:: RECORDS PROVIDED ::

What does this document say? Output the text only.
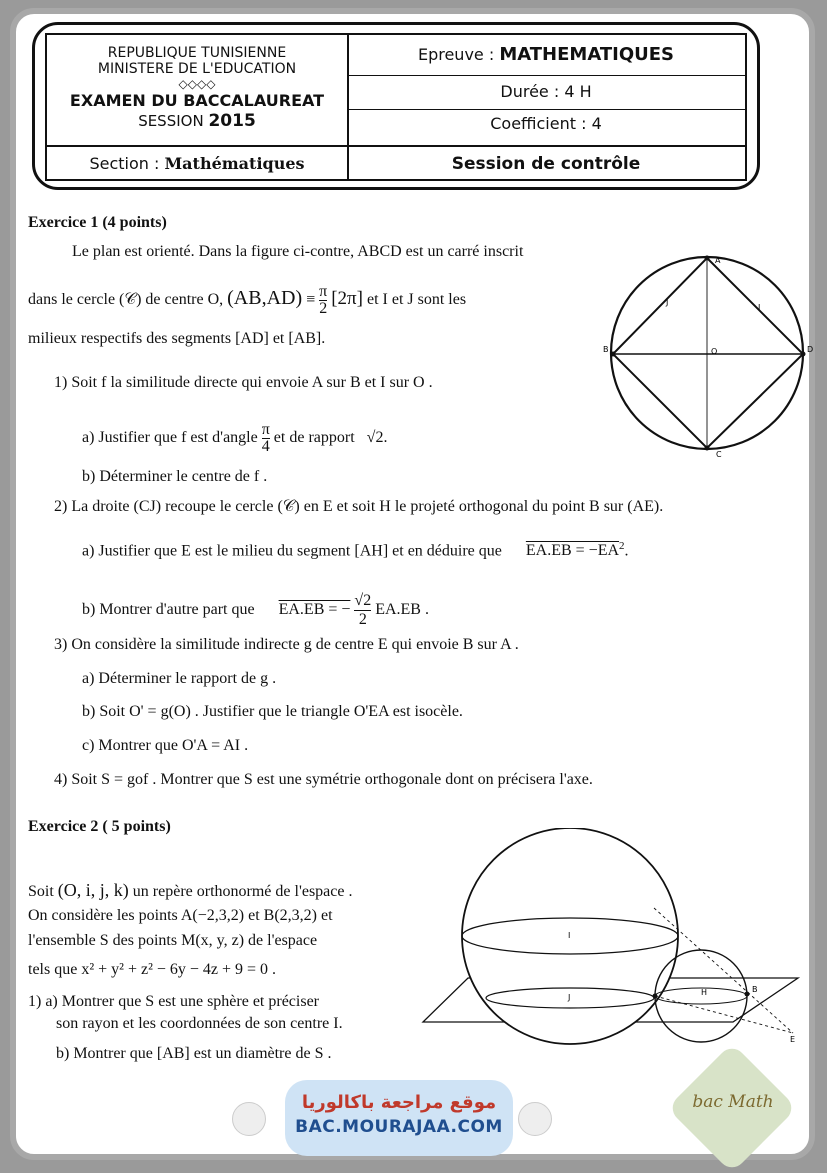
REPUBLIQUE TUNISIENNE
MINISTERE DE L'EDUCATION
◇◇◇◇
EXAMEN DU BACCALAUREAT
SESSION 2015
Epreuve : MATHEMATIQUES
Durée : 4 H
Coefficient : 4
Section : Mathématiques	Session de contrôle
Exercice 1 (4 points)
Le plan est orienté. Dans la figure ci-contre, ABCD est un carré inscrit
dans le cercle (𝒞) de centre O, $(AB,AD) \equiv \frac{\pi}{2} [2\pi]$ et I et J sont les
milieux respectifs des segments [AD] et [AB].
1) Soit f la similitude directe qui envoie A sur B et I sur O .
a) Justifier que f est d'angle $\frac{\pi}{4}$ et de rapport √2.
b) Déterminer le centre de f .
2) La droite (CJ) recoupe le cercle (𝒞) en E et soit H le projeté orthogonal du point B sur (AE).
a) Justifier que E est le milieu du segment [AH] et en déduire que $EA.EB = -EA^2$.
b) Montrer d'autre part que EA.EB = − $\frac{√2}{2} EA.EB$ .
3) On considère la similitude indirecte g de centre E qui envoie B sur A .
a) Déterminer le rapport de g .
b) Soit O' = g(O) . Justifier que le triangle O'EA est isocèle.
c) Montrer que O'A = AI .
4) Soit S = gof . Montrer que S est une symétrie orthogonale dont on précisera l'axe.
A
B
C
D
O
I
J
Exercice 2 ( 5 points)
Soit (O, i, j, k) un repère orthonormé de l'espace .
On considère les points A(−2,3,2) et B(2,3,2) et
l'ensemble S des points M(x, y, z) de l'espace
tels que x² + y² + z² − 6y − 4z + 9 = 0 .
1) a) Montrer que S est une sphère et préciser
son rayon et les coordonnées de son centre I.
b) Montrer que [AB] est un diamètre de S .
I
J
H	B
E
موقع مراجعة باكالوريا
BAC.MOURAJAA.COM
bac Math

:: WHAT YOU ARE ASKED TO DO ::
Transcribe the full listing above exactly as it stands, minus the pictures.

:: ANSWER FOR THIS EXERCISE ::
What does this document say? Output the text only.
REPUBLIQUE TUNISIENNE
MINISTERE DE L'EDUCATION
◇◇◇◇
EXAMEN DU BACCALAUREAT
SESSION 2015
Epreuve : MATHEMATIQUES
Durée : 4 H
Coefficient : 4
Section : Mathématiques	Session de contrôle
Exercice 1 (4 points)
Le plan est orienté. Dans la figure ci-contre, ABCD est un carré inscrit
dans le cercle (𝒞) de centre O, $(AB,AD) \equiv \frac{\pi}{2} [2\pi]$ et I et J sont les
milieux respectifs des segments [AD] et [AB].
1) Soit f la similitude directe qui envoie A sur B et I sur O .
a) Justifier que f est d'angle $\frac{\pi}{4}$ et de rapport √2.
b) Déterminer le centre de f .
2) La droite (CJ) recoupe le cercle (𝒞) en E et soit H le projeté orthogonal du point B sur (AE).
a) Justifier que E est le milieu du segment [AH] et en déduire que $EA.EB = -EA^2$.
b) Montrer d'autre part que EA.EB = − $\frac{√2}{2} EA.EB$ .
3) On considère la similitude indirecte g de centre E qui envoie B sur A .
a) Déterminer le rapport de g .
b) Soit O' = g(O) . Justifier que le triangle O'EA est isocèle.
c) Montrer que O'A = AI .
4) Soit S = gof . Montrer que S est une symétrie orthogonale dont on précisera l'axe.
A
B
C
D
O
I
J
Exercice 2 ( 5 points)
Soit (O, i, j, k) un repère orthonormé de l'espace .
On considère les points A(−2,3,2) et B(2,3,2) et
l'ensemble S des points M(x, y, z) de l'espace
tels que x² + y² + z² − 6y − 4z + 9 = 0 .
1) a) Montrer que S est une sphère et préciser
son rayon et les coordonnées de son centre I.
b) Montrer que [AB] est un diamètre de S .
I
J
H	B
E
موقع مراجعة باكالوريا
BAC.MOURAJAA.COM
bac Math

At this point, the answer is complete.